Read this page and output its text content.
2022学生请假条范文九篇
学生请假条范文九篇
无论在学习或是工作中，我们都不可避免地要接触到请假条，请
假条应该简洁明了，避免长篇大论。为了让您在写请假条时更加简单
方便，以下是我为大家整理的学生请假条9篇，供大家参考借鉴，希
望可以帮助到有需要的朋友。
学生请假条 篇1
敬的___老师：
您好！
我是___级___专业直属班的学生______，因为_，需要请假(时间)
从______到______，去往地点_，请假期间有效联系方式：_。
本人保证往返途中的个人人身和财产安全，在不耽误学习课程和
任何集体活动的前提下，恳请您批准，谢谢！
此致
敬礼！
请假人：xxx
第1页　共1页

········

- [EXERCISE AIM]: Every line of the material must be returned exactly as it appears.

- [EXERCISE RESULT]:
Read this page and output its text content.
2022学生请假条范文九篇
学生请假条范文九篇
无论在学习或是工作中，我们都不可避免地要接触到请假条，请
假条应该简洁明了，避免长篇大论。为了让您在写请假条时更加简单
方便，以下是我为大家整理的学生请假条9篇，供大家参考借鉴，希
望可以帮助到有需要的朋友。
学生请假条 篇1
敬的___老师：
您好！
我是___级___专业直属班的学生______，因为_，需要请假(时间)
从______到______，去往地点_，请假期间有效联系方式：_。
本人保证往返途中的个人人身和财产安全，在不耽误学习课程和
任何集体活动的前提下，恳请您批准，谢谢！
此致
敬礼！
请假人：xxx
第1页　共1页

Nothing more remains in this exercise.